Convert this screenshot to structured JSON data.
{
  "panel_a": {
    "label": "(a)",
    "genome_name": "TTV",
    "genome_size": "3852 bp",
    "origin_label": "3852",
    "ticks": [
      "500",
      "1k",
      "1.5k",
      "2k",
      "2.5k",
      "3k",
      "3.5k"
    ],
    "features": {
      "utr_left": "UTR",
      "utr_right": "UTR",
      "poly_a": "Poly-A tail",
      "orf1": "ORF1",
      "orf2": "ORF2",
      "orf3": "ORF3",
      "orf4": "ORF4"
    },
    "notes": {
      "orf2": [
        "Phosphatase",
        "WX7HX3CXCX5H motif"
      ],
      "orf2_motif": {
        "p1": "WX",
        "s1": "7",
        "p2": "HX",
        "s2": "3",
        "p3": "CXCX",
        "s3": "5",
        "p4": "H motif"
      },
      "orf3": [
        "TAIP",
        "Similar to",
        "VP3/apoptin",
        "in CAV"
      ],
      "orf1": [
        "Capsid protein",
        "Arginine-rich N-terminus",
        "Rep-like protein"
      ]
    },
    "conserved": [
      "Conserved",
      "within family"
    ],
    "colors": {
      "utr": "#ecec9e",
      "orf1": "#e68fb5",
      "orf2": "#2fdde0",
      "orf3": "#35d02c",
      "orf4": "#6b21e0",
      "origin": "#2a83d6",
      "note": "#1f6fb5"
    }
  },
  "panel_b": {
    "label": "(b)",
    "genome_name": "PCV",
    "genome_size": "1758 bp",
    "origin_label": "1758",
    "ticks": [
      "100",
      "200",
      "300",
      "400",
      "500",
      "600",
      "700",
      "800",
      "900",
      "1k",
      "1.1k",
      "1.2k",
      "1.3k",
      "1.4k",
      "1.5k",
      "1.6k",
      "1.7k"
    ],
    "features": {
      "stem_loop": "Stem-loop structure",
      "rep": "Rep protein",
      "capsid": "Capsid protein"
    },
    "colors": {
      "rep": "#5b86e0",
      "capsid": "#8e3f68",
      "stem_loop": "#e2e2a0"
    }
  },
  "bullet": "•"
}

#### [WHAT TO PRODUCE]
Would you please restate all of the entries exactly?

#### [ANSWER SPACE]
Convert this screenshot to structured JSON data.
{
  "panel_a": {
    "label": "(a)",
    "genome_name": "TTV",
    "genome_size": "3852 bp",
    "origin_label": "3852",
    "ticks": [
      "500",
      "1k",
      "1.5k",
      "2k",
      "2.5k",
      "3k",
      "3.5k"
    ],
    "features": {
      "utr_left": "UTR",
      "utr_right": "UTR",
      "poly_a": "Poly-A tail",
      "orf1": "ORF1",
      "orf2": "ORF2",
      "orf3": "ORF3",
      "orf4": "ORF4"
    },
    "notes": {
      "orf2": [
        "Phosphatase",
        "WX7HX3CXCX5H motif"
      ],
      "orf2_motif": {
        "p1": "WX",
        "s1": "7",
        "p2": "HX",
        "s2": "3",
        "p3": "CXCX",
        "s3": "5",
        "p4": "H motif"
      },
      "orf3": [
        "TAIP",
        "Similar to",
        "VP3/apoptin",
        "in CAV"
      ],
      "orf1": [
        "Capsid protein",
        "Arginine-rich N-terminus",
        "Rep-like protein"
      ]
    },
    "conserved": [
      "Conserved",
      "within family"
    ],
    "colors": {
      "utr": "#ecec9e",
      "orf1": "#e68fb5",
      "orf2": "#2fdde0",
      "orf3": "#35d02c",
      "orf4": "#6b21e0",
      "origin": "#2a83d6",
      "note": "#1f6fb5"
    }
  },
  "panel_b": {
    "label": "(b)",
    "genome_name": "PCV",
    "genome_size": "1758 bp",
    "origin_label": "1758",
    "ticks": [
      "100",
      "200",
      "300",
      "400",
      "500",
      "600",
      "700",
      "800",
      "900",
      "1k",
      "1.1k",
      "1.2k",
      "1.3k",
      "1.4k",
      "1.5k",
      "1.6k",
      "1.7k"
    ],
    "features": {
      "stem_loop": "Stem-loop structure",
      "rep": "Rep protein",
      "capsid": "Capsid protein"
    },
    "colors": {
      "rep": "#5b86e0",
      "capsid": "#8e3f68",
      "stem_loop": "#e2e2a0"
    }
  },
  "bullet": "•"
}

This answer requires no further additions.